- THE RECORDS -
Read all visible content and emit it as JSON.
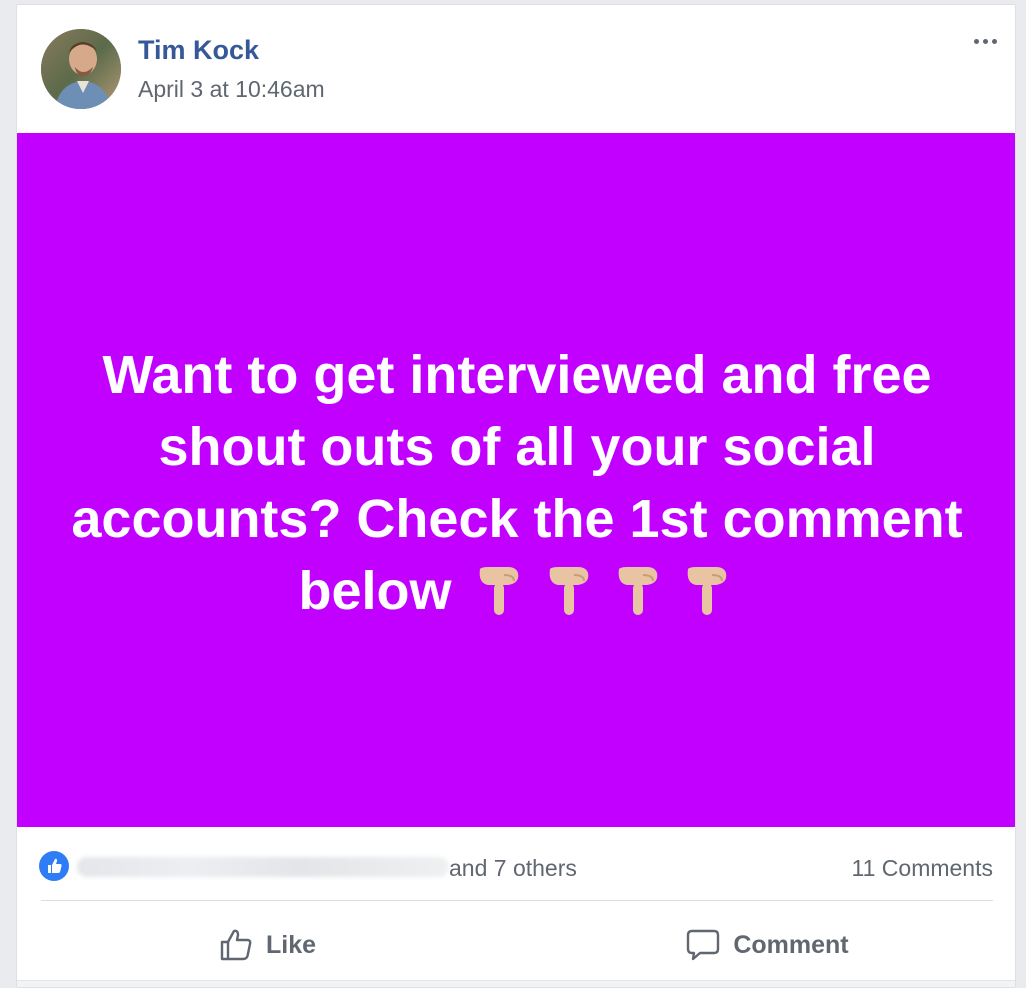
{
  "post": {
    "author": "Tim Kock",
    "timestamp": "April 3 at 10:46am",
    "banner_text": "Want to get interviewed and free shout outs of all your social accounts? Check the 1st comment below",
    "banner_color": "#c100ff",
    "banner_emoji": [
      "backhand-index-pointing-down",
      "backhand-index-pointing-down",
      "backhand-index-pointing-down",
      "backhand-index-pointing-down"
    ]
  },
  "reactions": {
    "others_text": "and 7 others",
    "comments_count": "11 Comments",
    "like_badge_color": "#2f7df6"
  },
  "actions": {
    "like_label": "Like",
    "comment_label": "Comment"
  },
  "colors": {
    "author_link": "#365899",
    "meta_text": "#606770"
  }
}
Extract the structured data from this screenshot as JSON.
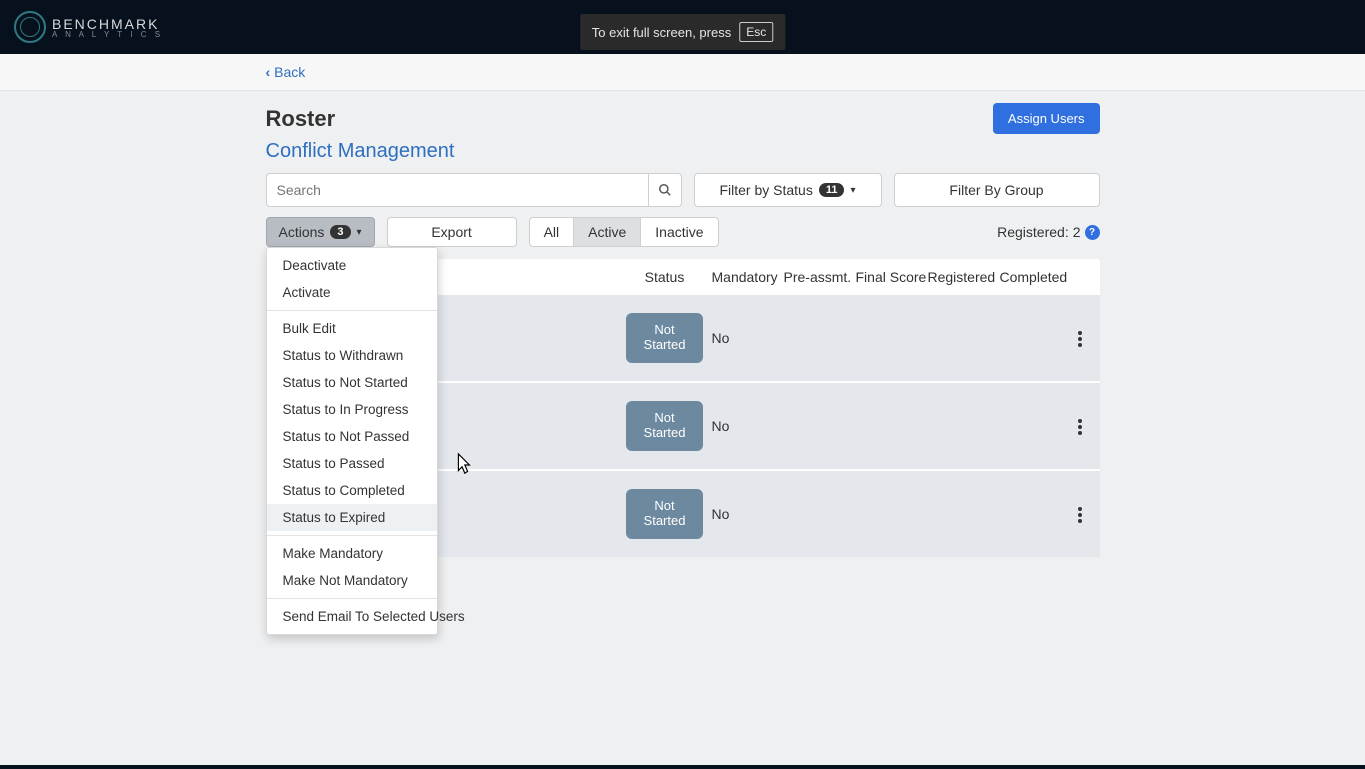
{
  "brand": {
    "name": "BENCHMARK",
    "sub": "A N A L Y T I C S"
  },
  "fullscreen_hint": {
    "text": "To exit full screen, press",
    "key": "Esc"
  },
  "nav": {
    "back_label": "Back"
  },
  "page": {
    "title": "Roster",
    "subtitle": "Conflict Management"
  },
  "buttons": {
    "assign_users": "Assign Users",
    "export": "Export"
  },
  "search": {
    "placeholder": "Search"
  },
  "filters": {
    "status_label": "Filter by Status",
    "status_count": "11",
    "group_label": "Filter By Group"
  },
  "actions_btn": {
    "label": "Actions",
    "count": "3"
  },
  "tabs": {
    "all": "All",
    "active": "Active",
    "inactive": "Inactive"
  },
  "registered": {
    "label": "Registered:",
    "count": "2"
  },
  "actions_menu": {
    "group1": [
      "Deactivate",
      "Activate"
    ],
    "group2": [
      "Bulk Edit",
      "Status to Withdrawn",
      "Status to Not Started",
      "Status to In Progress",
      "Status to Not Passed",
      "Status to Passed",
      "Status to Completed",
      "Status to Expired"
    ],
    "group3": [
      "Make Mandatory",
      "Make Not Mandatory"
    ],
    "group4": [
      "Send Email To Selected Users"
    ],
    "highlighted": "Status to Expired"
  },
  "table": {
    "headers": {
      "status": "Status",
      "mandatory": "Mandatory",
      "pre_assmt": "Pre-assmt.",
      "final_score": "Final Score",
      "registered": "Registered",
      "completed": "Completed"
    },
    "rows": [
      {
        "status": "Not Started",
        "mandatory": "No",
        "pre_assmt": "",
        "final_score": "",
        "registered": "",
        "completed": ""
      },
      {
        "status": "Not Started",
        "mandatory": "No",
        "pre_assmt": "",
        "final_score": "",
        "registered": "",
        "completed": ""
      },
      {
        "status": "Not Started",
        "mandatory": "No",
        "pre_assmt": "",
        "final_score": "",
        "registered": "",
        "completed": ""
      }
    ]
  }
}
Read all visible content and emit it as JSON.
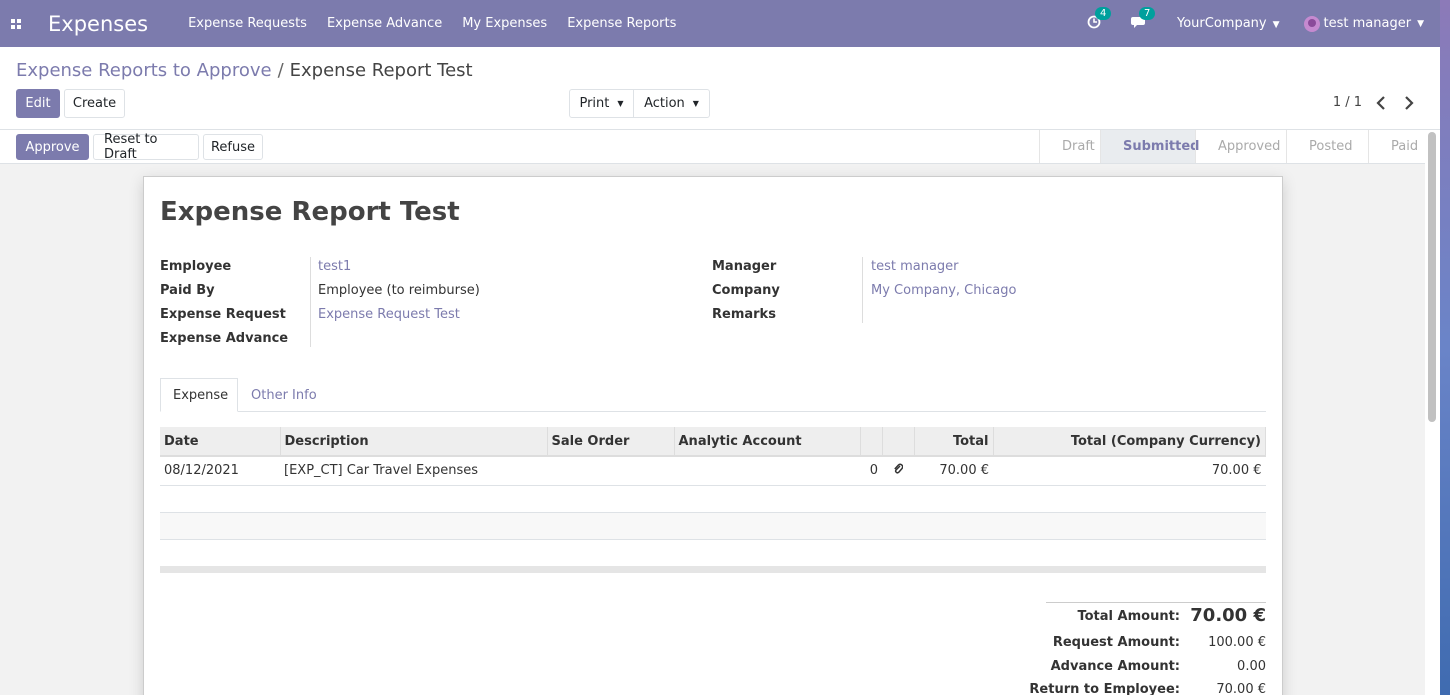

- DIRECTIONS FOR THIS TASK -
Without including any picture, retype the entries exactly.

- RESULT OF THE TASK -
Read all visible content and emit it as JSON.
{
  "post": {
    "author": "Tim Kock",
    "timestamp": "April 3 at 10:46am",
    "banner_text": "Want to get interviewed and free shout outs of all your social accounts? Check the 1st comment below",
    "banner_color": "#c100ff",
    "banner_emoji": [
      "backhand-index-pointing-down",
      "backhand-index-pointing-down",
      "backhand-index-pointing-down",
      "backhand-index-pointing-down"
    ]
  },
  "reactions": {
    "others_text": "and 7 others",
    "comments_count": "11 Comments",
    "like_badge_color": "#2f7df6"
  },
  "actions": {
    "like_label": "Like",
    "comment_label": "Comment"
  },
  "colors": {
    "author_link": "#365899",
    "meta_text": "#606770"
  }
}
Extract the structured data from this screenshot as JSON.
{
  "brand": {
    "name": "BENCHMARK",
    "sub": "A N A L Y T I C S"
  },
  "fullscreen_hint": {
    "text": "To exit full screen, press",
    "key": "Esc"
  },
  "nav": {
    "back_label": "Back"
  },
  "page": {
    "title": "Roster",
    "subtitle": "Conflict Management"
  },
  "buttons": {
    "assign_users": "Assign Users",
    "export": "Export"
  },
  "search": {
    "placeholder": "Search"
  },
  "filters": {
    "status_label": "Filter by Status",
    "status_count": "11",
    "group_label": "Filter By Group"
  },
  "actions_btn": {
    "label": "Actions",
    "count": "3"
  },
  "tabs": {
    "all": "All",
    "active": "Active",
    "inactive": "Inactive"
  },
  "registered": {
    "label": "Registered:",
    "count": "2"
  },
  "actions_menu": {
    "group1": [
      "Deactivate",
      "Activate"
    ],
    "group2": [
      "Bulk Edit",
      "Status to Withdrawn",
      "Status to Not Started",
      "Status to In Progress",
      "Status to Not Passed",
      "Status to Passed",
      "Status to Completed",
      "Status to Expired"
    ],
    "group3": [
      "Make Mandatory",
      "Make Not Mandatory"
    ],
    "group4": [
      "Send Email To Selected Users"
    ],
    "highlighted": "Status to Expired"
  },
  "table": {
    "headers": {
      "status": "Status",
      "mandatory": "Mandatory",
      "pre_assmt": "Pre-assmt.",
      "final_score": "Final Score",
      "registered": "Registered",
      "completed": "Completed"
    },
    "rows": [
      {
        "status": "Not Started",
        "mandatory": "No",
        "pre_assmt": "",
        "final_score": "",
        "registered": "",
        "completed": ""
      },
      {
        "status": "Not Started",
        "mandatory": "No",
        "pre_assmt": "",
        "final_score": "",
        "registered": "",
        "completed": ""
      },
      {
        "status": "Not Started",
        "mandatory": "No",
        "pre_assmt": "",
        "final_score": "",
        "registered": "",
        "completed": ""
      }
    ]
  }
}
Read all visible content and emit it as JSON.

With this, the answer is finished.